(Dataset records)
● ● ● ● ● ● ●

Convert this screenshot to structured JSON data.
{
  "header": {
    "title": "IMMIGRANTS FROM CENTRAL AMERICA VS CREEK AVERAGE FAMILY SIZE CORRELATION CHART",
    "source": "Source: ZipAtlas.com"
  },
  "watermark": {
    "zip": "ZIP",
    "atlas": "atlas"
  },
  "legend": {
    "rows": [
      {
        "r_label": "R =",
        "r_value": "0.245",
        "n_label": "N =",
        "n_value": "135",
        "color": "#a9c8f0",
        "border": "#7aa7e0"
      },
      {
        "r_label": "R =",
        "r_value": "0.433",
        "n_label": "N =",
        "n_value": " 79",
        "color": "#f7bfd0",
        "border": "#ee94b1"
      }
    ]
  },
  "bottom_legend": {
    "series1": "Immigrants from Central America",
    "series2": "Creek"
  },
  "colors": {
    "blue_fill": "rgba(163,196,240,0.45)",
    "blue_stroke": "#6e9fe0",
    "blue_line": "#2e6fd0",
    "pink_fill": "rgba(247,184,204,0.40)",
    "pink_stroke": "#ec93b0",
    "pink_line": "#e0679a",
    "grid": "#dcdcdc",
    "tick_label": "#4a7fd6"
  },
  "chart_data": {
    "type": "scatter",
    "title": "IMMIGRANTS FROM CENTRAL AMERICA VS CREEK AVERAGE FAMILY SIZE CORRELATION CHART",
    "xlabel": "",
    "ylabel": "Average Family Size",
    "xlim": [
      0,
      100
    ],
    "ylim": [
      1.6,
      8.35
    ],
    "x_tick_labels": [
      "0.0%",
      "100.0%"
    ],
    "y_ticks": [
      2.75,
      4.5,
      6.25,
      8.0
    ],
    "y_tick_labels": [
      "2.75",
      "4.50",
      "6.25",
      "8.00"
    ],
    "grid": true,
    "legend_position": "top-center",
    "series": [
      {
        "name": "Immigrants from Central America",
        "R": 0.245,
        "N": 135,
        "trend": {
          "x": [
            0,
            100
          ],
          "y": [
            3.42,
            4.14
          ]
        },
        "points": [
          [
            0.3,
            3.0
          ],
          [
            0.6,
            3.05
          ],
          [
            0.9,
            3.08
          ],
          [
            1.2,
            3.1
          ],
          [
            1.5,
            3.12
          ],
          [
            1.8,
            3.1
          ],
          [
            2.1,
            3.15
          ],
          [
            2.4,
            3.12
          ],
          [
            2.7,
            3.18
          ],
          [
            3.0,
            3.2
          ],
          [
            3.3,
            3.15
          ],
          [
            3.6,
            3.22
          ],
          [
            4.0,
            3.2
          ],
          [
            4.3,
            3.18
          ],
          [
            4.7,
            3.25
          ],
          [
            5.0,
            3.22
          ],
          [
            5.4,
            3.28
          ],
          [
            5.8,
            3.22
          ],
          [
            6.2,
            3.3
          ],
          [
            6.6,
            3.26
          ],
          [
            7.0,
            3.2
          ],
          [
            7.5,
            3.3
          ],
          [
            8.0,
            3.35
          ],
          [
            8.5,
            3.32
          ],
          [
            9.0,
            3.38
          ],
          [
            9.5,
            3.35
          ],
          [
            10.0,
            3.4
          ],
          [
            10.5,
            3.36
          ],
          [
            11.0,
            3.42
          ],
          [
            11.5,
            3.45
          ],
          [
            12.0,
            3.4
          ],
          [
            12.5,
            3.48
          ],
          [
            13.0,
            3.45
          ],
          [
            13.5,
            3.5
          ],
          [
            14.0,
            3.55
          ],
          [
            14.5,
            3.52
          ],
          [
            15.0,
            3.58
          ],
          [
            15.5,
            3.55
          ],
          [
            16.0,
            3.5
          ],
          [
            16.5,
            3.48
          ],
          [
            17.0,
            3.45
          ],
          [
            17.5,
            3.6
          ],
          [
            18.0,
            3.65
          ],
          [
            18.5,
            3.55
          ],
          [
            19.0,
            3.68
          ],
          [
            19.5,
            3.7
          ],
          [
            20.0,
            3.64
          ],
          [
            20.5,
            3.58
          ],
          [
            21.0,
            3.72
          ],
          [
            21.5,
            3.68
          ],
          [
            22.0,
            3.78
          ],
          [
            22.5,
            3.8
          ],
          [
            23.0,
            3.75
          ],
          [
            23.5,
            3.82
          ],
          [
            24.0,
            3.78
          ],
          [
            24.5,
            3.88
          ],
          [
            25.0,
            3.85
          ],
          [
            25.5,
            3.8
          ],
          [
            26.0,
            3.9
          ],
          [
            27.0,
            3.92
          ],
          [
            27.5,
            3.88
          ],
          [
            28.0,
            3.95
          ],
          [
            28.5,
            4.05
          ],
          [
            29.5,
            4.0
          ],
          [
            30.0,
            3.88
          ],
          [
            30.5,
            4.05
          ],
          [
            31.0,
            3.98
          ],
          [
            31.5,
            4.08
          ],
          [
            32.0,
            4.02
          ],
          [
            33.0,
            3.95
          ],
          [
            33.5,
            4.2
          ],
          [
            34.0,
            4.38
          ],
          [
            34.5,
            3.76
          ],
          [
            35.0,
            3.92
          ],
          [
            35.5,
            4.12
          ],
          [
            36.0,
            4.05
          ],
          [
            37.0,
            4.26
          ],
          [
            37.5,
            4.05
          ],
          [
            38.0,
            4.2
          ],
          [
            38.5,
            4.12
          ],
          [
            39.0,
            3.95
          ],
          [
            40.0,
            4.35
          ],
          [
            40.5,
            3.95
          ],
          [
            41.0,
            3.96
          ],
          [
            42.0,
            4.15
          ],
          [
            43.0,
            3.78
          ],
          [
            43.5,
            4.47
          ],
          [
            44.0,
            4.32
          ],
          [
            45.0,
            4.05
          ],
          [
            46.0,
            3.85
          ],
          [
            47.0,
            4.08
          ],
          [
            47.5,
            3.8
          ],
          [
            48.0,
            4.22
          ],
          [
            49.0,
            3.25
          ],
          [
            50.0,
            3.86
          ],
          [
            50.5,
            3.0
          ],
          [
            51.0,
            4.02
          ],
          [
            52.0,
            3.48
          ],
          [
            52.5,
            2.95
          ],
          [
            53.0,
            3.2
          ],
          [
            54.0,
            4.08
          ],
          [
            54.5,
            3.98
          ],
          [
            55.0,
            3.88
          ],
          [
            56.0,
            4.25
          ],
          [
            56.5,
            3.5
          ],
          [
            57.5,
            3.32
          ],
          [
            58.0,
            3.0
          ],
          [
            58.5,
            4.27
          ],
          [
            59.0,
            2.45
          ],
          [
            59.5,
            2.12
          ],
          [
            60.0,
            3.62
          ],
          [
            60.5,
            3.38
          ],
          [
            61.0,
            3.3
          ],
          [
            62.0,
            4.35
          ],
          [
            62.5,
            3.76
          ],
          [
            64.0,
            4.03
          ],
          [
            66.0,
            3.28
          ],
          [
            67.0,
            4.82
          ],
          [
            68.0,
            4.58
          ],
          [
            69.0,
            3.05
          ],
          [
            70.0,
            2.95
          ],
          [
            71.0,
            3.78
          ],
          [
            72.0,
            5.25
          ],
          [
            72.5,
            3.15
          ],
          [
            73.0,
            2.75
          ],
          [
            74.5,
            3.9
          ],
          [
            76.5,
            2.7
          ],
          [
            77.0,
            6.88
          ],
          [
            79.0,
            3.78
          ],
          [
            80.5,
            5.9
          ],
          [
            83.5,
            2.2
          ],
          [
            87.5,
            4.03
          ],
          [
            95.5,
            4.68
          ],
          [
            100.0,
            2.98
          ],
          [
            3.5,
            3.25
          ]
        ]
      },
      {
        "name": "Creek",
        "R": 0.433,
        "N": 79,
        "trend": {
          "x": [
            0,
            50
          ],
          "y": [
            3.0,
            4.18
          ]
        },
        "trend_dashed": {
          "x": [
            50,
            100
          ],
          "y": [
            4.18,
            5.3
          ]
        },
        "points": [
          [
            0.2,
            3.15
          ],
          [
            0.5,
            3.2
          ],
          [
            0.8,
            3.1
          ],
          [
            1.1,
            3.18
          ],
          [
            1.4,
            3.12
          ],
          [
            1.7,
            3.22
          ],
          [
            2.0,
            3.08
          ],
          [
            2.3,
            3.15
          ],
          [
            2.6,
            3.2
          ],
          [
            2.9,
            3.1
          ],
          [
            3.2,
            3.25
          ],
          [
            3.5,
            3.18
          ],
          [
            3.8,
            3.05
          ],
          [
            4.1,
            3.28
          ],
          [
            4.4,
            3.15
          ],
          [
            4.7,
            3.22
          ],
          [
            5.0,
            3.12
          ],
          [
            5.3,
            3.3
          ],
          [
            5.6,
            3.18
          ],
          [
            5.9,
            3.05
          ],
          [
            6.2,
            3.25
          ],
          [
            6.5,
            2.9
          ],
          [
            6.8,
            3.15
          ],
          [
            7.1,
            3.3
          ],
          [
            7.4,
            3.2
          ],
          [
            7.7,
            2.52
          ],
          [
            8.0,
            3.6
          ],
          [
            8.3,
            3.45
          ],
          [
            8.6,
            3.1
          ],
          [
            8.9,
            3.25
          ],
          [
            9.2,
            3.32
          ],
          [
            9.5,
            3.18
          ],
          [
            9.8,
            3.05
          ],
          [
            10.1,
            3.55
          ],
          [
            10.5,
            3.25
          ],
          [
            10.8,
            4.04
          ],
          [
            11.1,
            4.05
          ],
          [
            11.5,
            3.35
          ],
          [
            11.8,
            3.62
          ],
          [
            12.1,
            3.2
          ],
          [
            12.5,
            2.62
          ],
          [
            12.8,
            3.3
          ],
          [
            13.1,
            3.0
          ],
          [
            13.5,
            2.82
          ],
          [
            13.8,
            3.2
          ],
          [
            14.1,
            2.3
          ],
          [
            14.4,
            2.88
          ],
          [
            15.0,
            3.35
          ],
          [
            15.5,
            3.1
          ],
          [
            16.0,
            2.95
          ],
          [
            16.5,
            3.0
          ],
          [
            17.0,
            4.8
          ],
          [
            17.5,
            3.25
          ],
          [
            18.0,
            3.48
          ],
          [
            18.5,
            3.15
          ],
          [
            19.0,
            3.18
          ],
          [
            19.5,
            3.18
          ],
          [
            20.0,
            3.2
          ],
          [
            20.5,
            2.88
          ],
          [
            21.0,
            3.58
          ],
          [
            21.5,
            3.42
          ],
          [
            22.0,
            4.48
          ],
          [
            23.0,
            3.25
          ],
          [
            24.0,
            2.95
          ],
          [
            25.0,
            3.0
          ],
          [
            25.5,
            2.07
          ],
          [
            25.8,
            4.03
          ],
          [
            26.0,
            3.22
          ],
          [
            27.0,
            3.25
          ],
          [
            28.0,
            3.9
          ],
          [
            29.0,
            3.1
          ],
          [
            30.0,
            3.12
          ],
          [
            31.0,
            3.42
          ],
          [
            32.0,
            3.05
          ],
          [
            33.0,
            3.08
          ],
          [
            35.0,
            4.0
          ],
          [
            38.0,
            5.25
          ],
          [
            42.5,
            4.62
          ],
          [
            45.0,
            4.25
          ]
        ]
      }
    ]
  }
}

● ● ● ● ● ● ●

### EXERCISE PROMPT
What is the number of lines above that contain "name"? Answer with that number only.

### WRITTEN ANSWER
2